:: TO BE DONE ::
Can you transcribe every record below exactly as it appears?

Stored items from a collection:
------------------------------------------------------------
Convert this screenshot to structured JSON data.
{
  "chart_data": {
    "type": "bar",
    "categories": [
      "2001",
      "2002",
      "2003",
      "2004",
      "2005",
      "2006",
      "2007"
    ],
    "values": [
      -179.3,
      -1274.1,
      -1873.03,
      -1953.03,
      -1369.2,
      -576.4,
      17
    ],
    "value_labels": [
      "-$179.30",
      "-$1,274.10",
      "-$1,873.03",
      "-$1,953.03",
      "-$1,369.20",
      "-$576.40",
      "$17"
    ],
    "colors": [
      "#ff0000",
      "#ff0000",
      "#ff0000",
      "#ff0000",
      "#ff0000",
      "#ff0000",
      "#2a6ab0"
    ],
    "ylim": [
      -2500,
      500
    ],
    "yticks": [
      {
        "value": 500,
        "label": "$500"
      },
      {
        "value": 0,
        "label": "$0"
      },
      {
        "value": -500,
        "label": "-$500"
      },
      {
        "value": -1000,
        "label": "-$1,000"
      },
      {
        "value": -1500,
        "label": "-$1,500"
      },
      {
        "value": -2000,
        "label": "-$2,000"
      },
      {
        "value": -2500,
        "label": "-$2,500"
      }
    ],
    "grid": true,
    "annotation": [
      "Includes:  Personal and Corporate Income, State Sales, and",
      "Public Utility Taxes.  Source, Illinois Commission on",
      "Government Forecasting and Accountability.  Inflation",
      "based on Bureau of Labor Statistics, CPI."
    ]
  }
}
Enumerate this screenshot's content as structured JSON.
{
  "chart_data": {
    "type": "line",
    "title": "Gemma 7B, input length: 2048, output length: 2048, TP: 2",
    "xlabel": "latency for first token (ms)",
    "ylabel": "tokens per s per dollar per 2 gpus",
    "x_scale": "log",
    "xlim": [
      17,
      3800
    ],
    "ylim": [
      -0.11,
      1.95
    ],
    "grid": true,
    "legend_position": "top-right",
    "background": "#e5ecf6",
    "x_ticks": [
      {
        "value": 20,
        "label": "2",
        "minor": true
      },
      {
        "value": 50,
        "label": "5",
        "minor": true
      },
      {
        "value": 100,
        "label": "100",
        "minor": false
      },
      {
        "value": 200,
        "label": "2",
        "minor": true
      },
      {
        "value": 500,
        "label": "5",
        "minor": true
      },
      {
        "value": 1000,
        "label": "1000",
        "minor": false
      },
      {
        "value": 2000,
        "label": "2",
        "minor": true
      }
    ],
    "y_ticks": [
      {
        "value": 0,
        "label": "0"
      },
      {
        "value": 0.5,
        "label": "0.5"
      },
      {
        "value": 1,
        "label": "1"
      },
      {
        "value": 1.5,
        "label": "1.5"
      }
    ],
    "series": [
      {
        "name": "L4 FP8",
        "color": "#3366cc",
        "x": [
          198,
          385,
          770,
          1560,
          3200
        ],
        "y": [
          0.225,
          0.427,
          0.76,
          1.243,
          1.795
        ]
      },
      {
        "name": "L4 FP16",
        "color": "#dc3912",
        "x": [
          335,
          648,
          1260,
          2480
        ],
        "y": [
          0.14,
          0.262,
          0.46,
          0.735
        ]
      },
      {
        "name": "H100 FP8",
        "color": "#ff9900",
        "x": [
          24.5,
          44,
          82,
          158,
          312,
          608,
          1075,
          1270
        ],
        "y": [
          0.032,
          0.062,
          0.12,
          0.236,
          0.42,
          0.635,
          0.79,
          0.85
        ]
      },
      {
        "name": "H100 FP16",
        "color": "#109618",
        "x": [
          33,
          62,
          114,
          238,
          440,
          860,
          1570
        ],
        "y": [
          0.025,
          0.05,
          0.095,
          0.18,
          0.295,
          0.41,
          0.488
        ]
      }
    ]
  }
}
------------------------------------------------------------
:: EXERCISE RESPONSE ::
Convert this screenshot to structured JSON data.
{
  "chart_data": {
    "type": "bar",
    "categories": [
      "2001",
      "2002",
      "2003",
      "2004",
      "2005",
      "2006",
      "2007"
    ],
    "values": [
      -179.3,
      -1274.1,
      -1873.03,
      -1953.03,
      -1369.2,
      -576.4,
      17
    ],
    "value_labels": [
      "-$179.30",
      "-$1,274.10",
      "-$1,873.03",
      "-$1,953.03",
      "-$1,369.20",
      "-$576.40",
      "$17"
    ],
    "colors": [
      "#ff0000",
      "#ff0000",
      "#ff0000",
      "#ff0000",
      "#ff0000",
      "#ff0000",
      "#2a6ab0"
    ],
    "ylim": [
      -2500,
      500
    ],
    "yticks": [
      {
        "value": 500,
        "label": "$500"
      },
      {
        "value": 0,
        "label": "$0"
      },
      {
        "value": -500,
        "label": "-$500"
      },
      {
        "value": -1000,
        "label": "-$1,000"
      },
      {
        "value": -1500,
        "label": "-$1,500"
      },
      {
        "value": -2000,
        "label": "-$2,000"
      },
      {
        "value": -2500,
        "label": "-$2,500"
      }
    ],
    "grid": true,
    "annotation": [
      "Includes:  Personal and Corporate Income, State Sales, and",
      "Public Utility Taxes.  Source, Illinois Commission on",
      "Government Forecasting and Accountability.  Inflation",
      "based on Bureau of Labor Statistics, CPI."
    ]
  }
}
Enumerate this screenshot's content as structured JSON.
{
  "chart_data": {
    "type": "line",
    "title": "Gemma 7B, input length: 2048, output length: 2048, TP: 2",
    "xlabel": "latency for first token (ms)",
    "ylabel": "tokens per s per dollar per 2 gpus",
    "x_scale": "log",
    "xlim": [
      17,
      3800
    ],
    "ylim": [
      -0.11,
      1.95
    ],
    "grid": true,
    "legend_position": "top-right",
    "background": "#e5ecf6",
    "x_ticks": [
      {
        "value": 20,
        "label": "2",
        "minor": true
      },
      {
        "value": 50,
        "label": "5",
        "minor": true
      },
      {
        "value": 100,
        "label": "100",
        "minor": false
      },
      {
        "value": 200,
        "label": "2",
        "minor": true
      },
      {
        "value": 500,
        "label": "5",
        "minor": true
      },
      {
        "value": 1000,
        "label": "1000",
        "minor": false
      },
      {
        "value": 2000,
        "label": "2",
        "minor": true
      }
    ],
    "y_ticks": [
      {
        "value": 0,
        "label": "0"
      },
      {
        "value": 0.5,
        "label": "0.5"
      },
      {
        "value": 1,
        "label": "1"
      },
      {
        "value": 1.5,
        "label": "1.5"
      }
    ],
    "series": [
      {
        "name": "L4 FP8",
        "color": "#3366cc",
        "x": [
          198,
          385,
          770,
          1560,
          3200
        ],
        "y": [
          0.225,
          0.427,
          0.76,
          1.243,
          1.795
        ]
      },
      {
        "name": "L4 FP16",
        "color": "#dc3912",
        "x": [
          335,
          648,
          1260,
          2480
        ],
        "y": [
          0.14,
          0.262,
          0.46,
          0.735
        ]
      },
      {
        "name": "H100 FP8",
        "color": "#ff9900",
        "x": [
          24.5,
          44,
          82,
          158,
          312,
          608,
          1075,
          1270
        ],
        "y": [
          0.032,
          0.062,
          0.12,
          0.236,
          0.42,
          0.635,
          0.79,
          0.85
        ]
      },
      {
        "name": "H100 FP16",
        "color": "#109618",
        "x": [
          33,
          62,
          114,
          238,
          440,
          860,
          1570
        ],
        "y": [
          0.025,
          0.05,
          0.095,
          0.18,
          0.295,
          0.41,
          0.488
        ]
      }
    ]
  }
}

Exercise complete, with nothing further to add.